> Job
Will you output the entries below exactly, skipping every image they contain?
## Begin The input
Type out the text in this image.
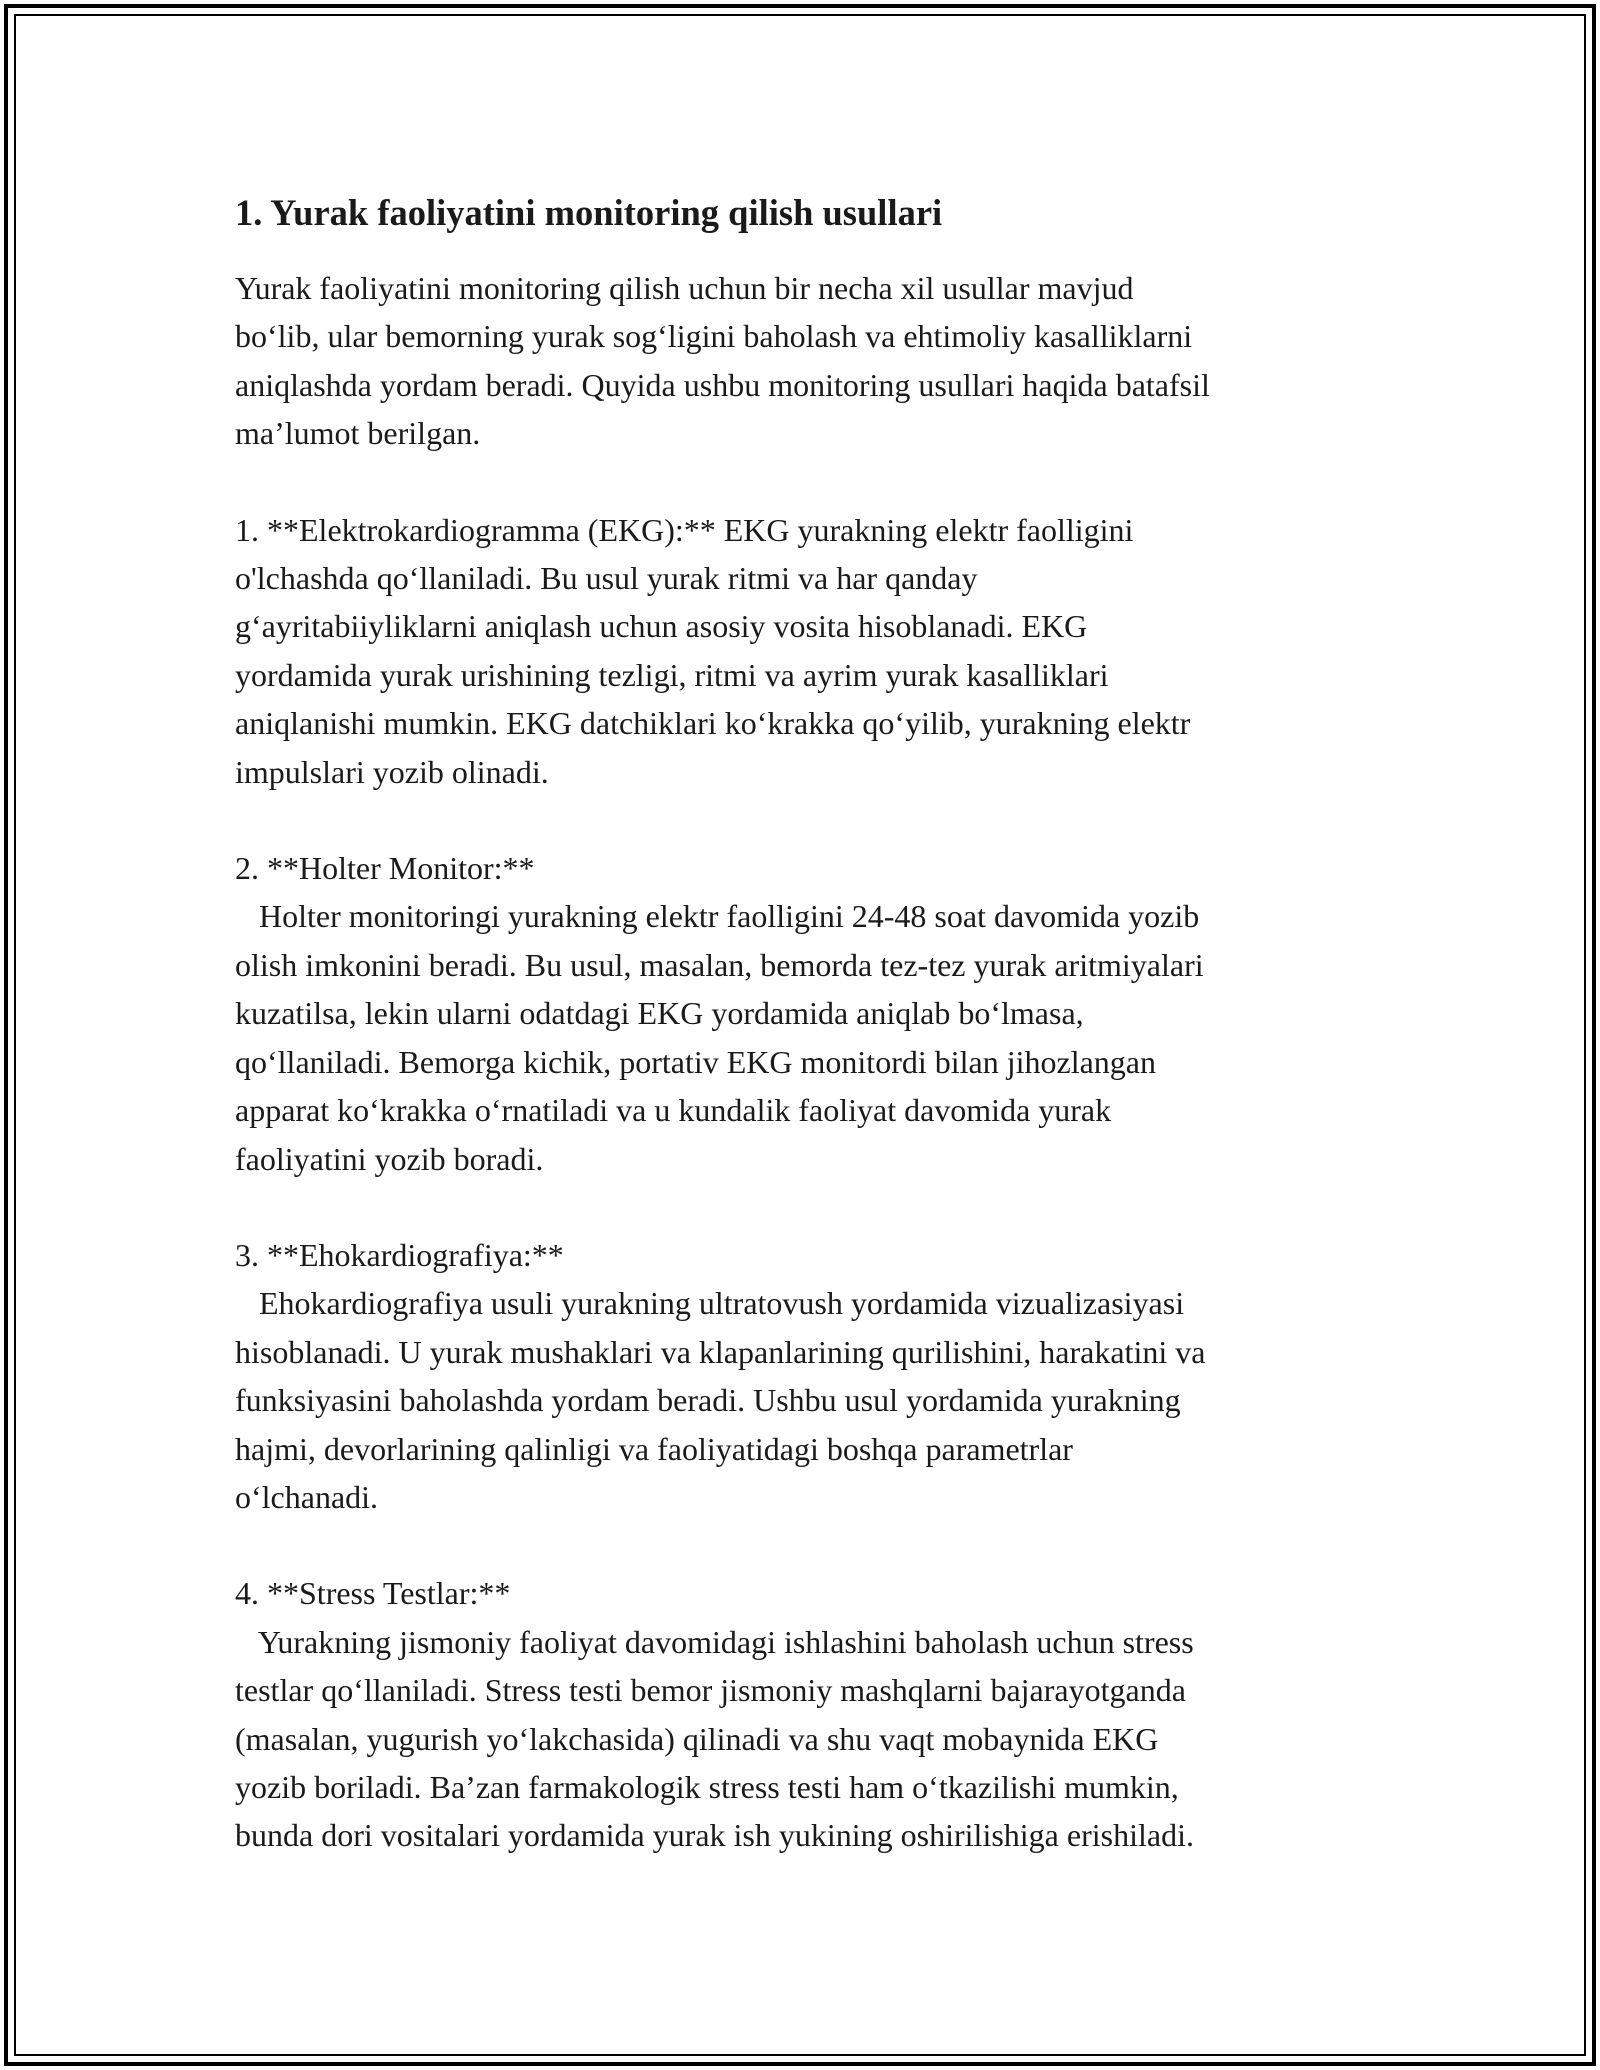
1. Yurak faoliyatini monitoring qilish usullari

Yurak faoliyatini monitoring qilish uchun bir necha xil usullar mavjud
bo‘lib, ular bemorning yurak sog‘ligini baholash va ehtimoliy kasalliklarni
aniqlashda yordam beradi. Quyida ushbu monitoring usullari haqida batafsil
ma’lumot berilgan.

1. **Elektrokardiogramma (EKG):** EKG yurakning elektr faolligini
o'lchashda qo‘llaniladi. Bu usul yurak ritmi va har qanday
g‘ayritabiiyliklarni aniqlash uchun asosiy vosita hisoblanadi. EKG
yordamida yurak urishining tezligi, ritmi va ayrim yurak kasalliklari
aniqlanishi mumkin. EKG datchiklari ko‘krakka qo‘yilib, yurakning elektr
impulslari yozib olinadi.

2. **Holter Monitor:**
Holter monitoringi yurakning elektr faolligini 24-48 soat davomida yozib
olish imkonini beradi. Bu usul, masalan, bemorda tez-tez yurak aritmiyalari
kuzatilsa, lekin ularni odatdagi EKG yordamida aniqlab bo‘lmasa,
qo‘llaniladi. Bemorga kichik, portativ EKG monitordi bilan jihozlangan
apparat ko‘krakka o‘rnatiladi va u kundalik faoliyat davomida yurak
faoliyatini yozib boradi.

3. **Ehokardiografiya:**
Ehokardiografiya usuli yurakning ultratovush yordamida vizualizasiyasi
hisoblanadi. U yurak mushaklari va klapanlarining qurilishini, harakatini va
funksiyasini baholashda yordam beradi. Ushbu usul yordamida yurakning
hajmi, devorlarining qalinligi va faoliyatidagi boshqa parametrlar
o‘lchanadi.

4. **Stress Testlar:**
Yurakning jismoniy faoliyat davomidagi ishlashini baholash uchun stress
testlar qo‘llaniladi. Stress testi bemor jismoniy mashqlarni bajarayotganda
(masalan, yugurish yo‘lakchasida) qilinadi va shu vaqt mobaynida EKG
yozib boriladi. Ba’zan farmakologik stress testi ham o‘tkazilishi mumkin,
bunda dori vositalari yordamida yurak ish yukining oshirilishiga erishiladi.
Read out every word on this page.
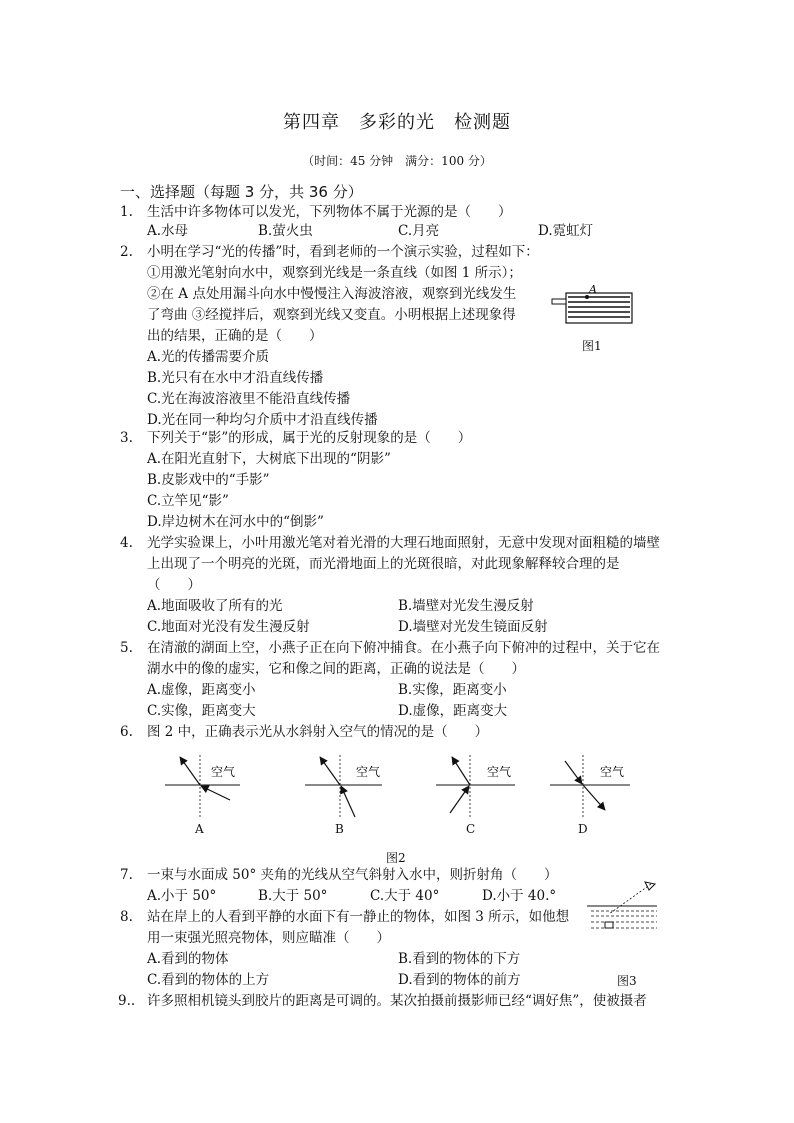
第四章　多彩的光　检测题
（时间：45 分钟　满分：100 分）
一、选择题（每题 3 分，共 36 分）
1. 生活中许多物体可以发光，下列物体不属于光源的是（　　）
A.水母	B.萤火虫	C.月亮	D.霓虹灯
2. 小明在学习“光的传播”时，看到老师的一个演示实验，过程如下：
①用激光笔射向水中，观察到光线是一条直线（如图 1 所示）；
②在 A 点处用漏斗向水中慢慢注入海波溶液，观察到光线发生
了弯曲 ③经搅拌后，观察到光线又变直。小明根据上述现象得
出的结果，正确的是（　　）
A.光的传播需要介质
B.光只有在水中才沿直线传播
C.光在海波溶液里不能沿直线传播
D.光在同一种均匀介质中才沿直线传播
A
图1
3. 下列关于“影”的形成，属于光的反射现象的是（　　）
A.在阳光直射下，大树底下出现的“阴影”
B.皮影戏中的“手影”
C.立竿见“影”
D.岸边树木在河水中的“倒影”
4. 光学实验课上，小叶用激光笔对着光滑的大理石地面照射，无意中发现对面粗糙的墙壁
上出现了一个明亮的光斑，而光滑地面上的光斑很暗，对此现象解释较合理的是
（　　）
A.地面吸收了所有的光	B.墙壁对光发生漫反射
C.地面对光没有发生漫反射	D.墙壁对光发生镜面反射
5. 在清澈的湖面上空，小燕子正在向下俯冲捕食。在小燕子向下俯冲的过程中，关于它在
湖水中的像的虚实，它和像之间的距离，正确的说法是（　　）
A.虚像，距离变小	B.实像，距离变小
C.实像，距离变大	D.虚像，距离变大
6. 图 2 中，正确表示光从水斜射入空气的情况的是（　　）
空气	空气	空气	空气
A	B	C	D
图2
7. 一束与水面成 50° 夹角的光线从空气斜射入水中，则折射角（　　）
A.小于 50°	B.大于 50°	C.大于 40°	D.小于 40.°
图3
8. 站在岸上的人看到平静的水面下有一静止的物体，如图 3 所示，如他想
用一束强光照亮物体，则应瞄准（　　）
A.看到的物体	B.看到的物体的下方
C.看到的物体的上方	D.看到的物体的前方
9.. 许多照相机镜头到胶片的距离是可调的。某次拍摄前摄影师已经“调好焦”，使被摄者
## End The input
> Answer to the problem
Type out the text in this image.
1. Yurak faoliyatini monitoring qilish usullari

Yurak faoliyatini monitoring qilish uchun bir necha xil usullar mavjud
bo‘lib, ular bemorning yurak sog‘ligini baholash va ehtimoliy kasalliklarni
aniqlashda yordam beradi. Quyida ushbu monitoring usullari haqida batafsil
ma’lumot berilgan.

1. **Elektrokardiogramma (EKG):** EKG yurakning elektr faolligini
o'lchashda qo‘llaniladi. Bu usul yurak ritmi va har qanday
g‘ayritabiiyliklarni aniqlash uchun asosiy vosita hisoblanadi. EKG
yordamida yurak urishining tezligi, ritmi va ayrim yurak kasalliklari
aniqlanishi mumkin. EKG datchiklari ko‘krakka qo‘yilib, yurakning elektr
impulslari yozib olinadi.

2. **Holter Monitor:**
Holter monitoringi yurakning elektr faolligini 24-48 soat davomida yozib
olish imkonini beradi. Bu usul, masalan, bemorda tez-tez yurak aritmiyalari
kuzatilsa, lekin ularni odatdagi EKG yordamida aniqlab bo‘lmasa,
qo‘llaniladi. Bemorga kichik, portativ EKG monitordi bilan jihozlangan
apparat ko‘krakka o‘rnatiladi va u kundalik faoliyat davomida yurak
faoliyatini yozib boradi.

3. **Ehokardiografiya:**
Ehokardiografiya usuli yurakning ultratovush yordamida vizualizasiyasi
hisoblanadi. U yurak mushaklari va klapanlarining qurilishini, harakatini va
funksiyasini baholashda yordam beradi. Ushbu usul yordamida yurakning
hajmi, devorlarining qalinligi va faoliyatidagi boshqa parametrlar
o‘lchanadi.

4. **Stress Testlar:**
Yurakning jismoniy faoliyat davomidagi ishlashini baholash uchun stress
testlar qo‘llaniladi. Stress testi bemor jismoniy mashqlarni bajarayotganda
(masalan, yugurish yo‘lakchasida) qilinadi va shu vaqt mobaynida EKG
yozib boriladi. Ba’zan farmakologik stress testi ham o‘tkazilishi mumkin,
bunda dori vositalari yordamida yurak ish yukining oshirilishiga erishiladi.
Read out every word on this page.
第四章　多彩的光　检测题
（时间：45 分钟　满分：100 分）
一、选择题（每题 3 分，共 36 分）
1. 生活中许多物体可以发光，下列物体不属于光源的是（　　）
A.水母	B.萤火虫	C.月亮	D.霓虹灯
2. 小明在学习“光的传播”时，看到老师的一个演示实验，过程如下：
①用激光笔射向水中，观察到光线是一条直线（如图 1 所示）；
②在 A 点处用漏斗向水中慢慢注入海波溶液，观察到光线发生
了弯曲 ③经搅拌后，观察到光线又变直。小明根据上述现象得
出的结果，正确的是（　　）
A.光的传播需要介质
B.光只有在水中才沿直线传播
C.光在海波溶液里不能沿直线传播
D.光在同一种均匀介质中才沿直线传播
A
图1
3. 下列关于“影”的形成，属于光的反射现象的是（　　）
A.在阳光直射下，大树底下出现的“阴影”
B.皮影戏中的“手影”
C.立竿见“影”
D.岸边树木在河水中的“倒影”
4. 光学实验课上，小叶用激光笔对着光滑的大理石地面照射，无意中发现对面粗糙的墙壁
上出现了一个明亮的光斑，而光滑地面上的光斑很暗，对此现象解释较合理的是
（　　）
A.地面吸收了所有的光	B.墙壁对光发生漫反射
C.地面对光没有发生漫反射	D.墙壁对光发生镜面反射
5. 在清澈的湖面上空，小燕子正在向下俯冲捕食。在小燕子向下俯冲的过程中，关于它在
湖水中的像的虚实，它和像之间的距离，正确的说法是（　　）
A.虚像，距离变小	B.实像，距离变小
C.实像，距离变大	D.虚像，距离变大
6. 图 2 中，正确表示光从水斜射入空气的情况的是（　　）
空气	空气	空气	空气
A	B	C	D
图2
7. 一束与水面成 50° 夹角的光线从空气斜射入水中，则折射角（　　）
A.小于 50°	B.大于 50°	C.大于 40°	D.小于 40.°
图3
8. 站在岸上的人看到平静的水面下有一静止的物体，如图 3 所示，如他想
用一束强光照亮物体，则应瞄准（　　）
A.看到的物体	B.看到的物体的下方
C.看到的物体的上方	D.看到的物体的前方
9.. 许多照相机镜头到胶片的距离是可调的。某次拍摄前摄影师已经“调好焦”，使被摄者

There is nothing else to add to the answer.